[Saved data entries]
:::::

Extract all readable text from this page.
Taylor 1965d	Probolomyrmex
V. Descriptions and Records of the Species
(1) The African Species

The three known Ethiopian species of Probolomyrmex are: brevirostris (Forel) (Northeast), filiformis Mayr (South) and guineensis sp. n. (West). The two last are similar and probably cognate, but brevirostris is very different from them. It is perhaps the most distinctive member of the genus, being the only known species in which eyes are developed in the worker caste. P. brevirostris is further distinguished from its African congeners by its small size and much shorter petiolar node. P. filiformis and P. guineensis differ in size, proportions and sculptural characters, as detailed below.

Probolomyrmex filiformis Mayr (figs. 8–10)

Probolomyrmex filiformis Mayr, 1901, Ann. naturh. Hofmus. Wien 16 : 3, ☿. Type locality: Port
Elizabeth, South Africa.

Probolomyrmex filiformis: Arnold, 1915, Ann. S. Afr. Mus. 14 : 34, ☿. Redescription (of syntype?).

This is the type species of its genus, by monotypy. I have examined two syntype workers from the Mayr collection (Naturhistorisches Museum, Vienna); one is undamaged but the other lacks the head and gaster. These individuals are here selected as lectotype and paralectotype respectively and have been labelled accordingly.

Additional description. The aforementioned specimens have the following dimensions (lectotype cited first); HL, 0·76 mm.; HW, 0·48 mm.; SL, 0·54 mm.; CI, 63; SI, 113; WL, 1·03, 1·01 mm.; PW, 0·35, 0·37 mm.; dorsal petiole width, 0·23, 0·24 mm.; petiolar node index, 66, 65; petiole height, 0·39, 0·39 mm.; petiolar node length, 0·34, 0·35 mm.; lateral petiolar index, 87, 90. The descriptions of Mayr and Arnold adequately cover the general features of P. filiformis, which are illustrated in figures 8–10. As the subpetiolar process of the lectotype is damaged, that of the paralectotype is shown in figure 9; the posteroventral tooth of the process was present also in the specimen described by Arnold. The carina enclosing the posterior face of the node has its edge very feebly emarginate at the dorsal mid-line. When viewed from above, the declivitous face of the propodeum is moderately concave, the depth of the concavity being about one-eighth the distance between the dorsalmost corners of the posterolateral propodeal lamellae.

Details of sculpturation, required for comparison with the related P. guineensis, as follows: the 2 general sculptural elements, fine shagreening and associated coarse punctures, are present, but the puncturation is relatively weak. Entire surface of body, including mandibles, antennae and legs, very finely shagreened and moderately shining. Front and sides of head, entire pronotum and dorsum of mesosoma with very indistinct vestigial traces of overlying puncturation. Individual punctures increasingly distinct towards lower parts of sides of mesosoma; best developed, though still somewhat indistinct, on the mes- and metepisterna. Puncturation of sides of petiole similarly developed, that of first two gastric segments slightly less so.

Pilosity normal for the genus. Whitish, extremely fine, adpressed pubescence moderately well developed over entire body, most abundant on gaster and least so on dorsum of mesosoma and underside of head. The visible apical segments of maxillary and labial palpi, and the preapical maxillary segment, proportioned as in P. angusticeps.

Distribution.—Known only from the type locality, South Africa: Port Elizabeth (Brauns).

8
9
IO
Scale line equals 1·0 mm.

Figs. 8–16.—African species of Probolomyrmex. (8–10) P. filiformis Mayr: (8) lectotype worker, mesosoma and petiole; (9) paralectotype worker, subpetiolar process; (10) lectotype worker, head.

:::::

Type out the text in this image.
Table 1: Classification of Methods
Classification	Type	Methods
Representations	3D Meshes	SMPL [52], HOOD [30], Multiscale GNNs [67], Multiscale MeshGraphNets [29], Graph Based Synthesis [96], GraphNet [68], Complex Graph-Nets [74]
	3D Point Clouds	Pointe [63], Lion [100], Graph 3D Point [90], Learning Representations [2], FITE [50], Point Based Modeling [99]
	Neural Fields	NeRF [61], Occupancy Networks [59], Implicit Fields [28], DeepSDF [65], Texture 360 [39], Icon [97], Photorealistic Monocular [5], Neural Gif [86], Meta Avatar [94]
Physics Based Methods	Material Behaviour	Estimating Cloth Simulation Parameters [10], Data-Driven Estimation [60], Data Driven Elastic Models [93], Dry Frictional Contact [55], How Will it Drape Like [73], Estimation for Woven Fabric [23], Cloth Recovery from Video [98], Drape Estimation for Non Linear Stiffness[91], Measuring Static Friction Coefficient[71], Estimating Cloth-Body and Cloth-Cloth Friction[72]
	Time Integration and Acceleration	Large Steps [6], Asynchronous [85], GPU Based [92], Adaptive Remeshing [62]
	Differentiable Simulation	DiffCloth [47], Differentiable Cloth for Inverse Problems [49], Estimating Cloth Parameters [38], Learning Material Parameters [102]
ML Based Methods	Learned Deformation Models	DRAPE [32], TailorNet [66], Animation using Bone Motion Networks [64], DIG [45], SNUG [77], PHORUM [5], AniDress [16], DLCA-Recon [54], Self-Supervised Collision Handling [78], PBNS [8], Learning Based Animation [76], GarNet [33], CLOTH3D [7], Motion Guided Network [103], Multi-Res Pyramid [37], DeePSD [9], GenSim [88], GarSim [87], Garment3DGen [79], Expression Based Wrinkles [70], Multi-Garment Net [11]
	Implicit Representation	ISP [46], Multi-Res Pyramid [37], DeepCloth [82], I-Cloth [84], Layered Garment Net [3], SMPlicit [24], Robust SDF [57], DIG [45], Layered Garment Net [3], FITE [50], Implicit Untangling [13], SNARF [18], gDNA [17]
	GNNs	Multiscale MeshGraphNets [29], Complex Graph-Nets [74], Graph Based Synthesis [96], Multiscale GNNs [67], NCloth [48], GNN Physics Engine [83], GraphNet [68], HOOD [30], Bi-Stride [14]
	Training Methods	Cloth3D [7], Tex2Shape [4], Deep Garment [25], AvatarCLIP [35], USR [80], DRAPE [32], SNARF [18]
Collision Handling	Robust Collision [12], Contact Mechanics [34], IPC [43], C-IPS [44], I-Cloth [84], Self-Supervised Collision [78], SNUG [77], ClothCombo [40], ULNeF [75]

:::::

■ **Objective**: State how many lines of the listing hold the string "Representations"; reply with the number and nothing else.

■ **Answer**: 2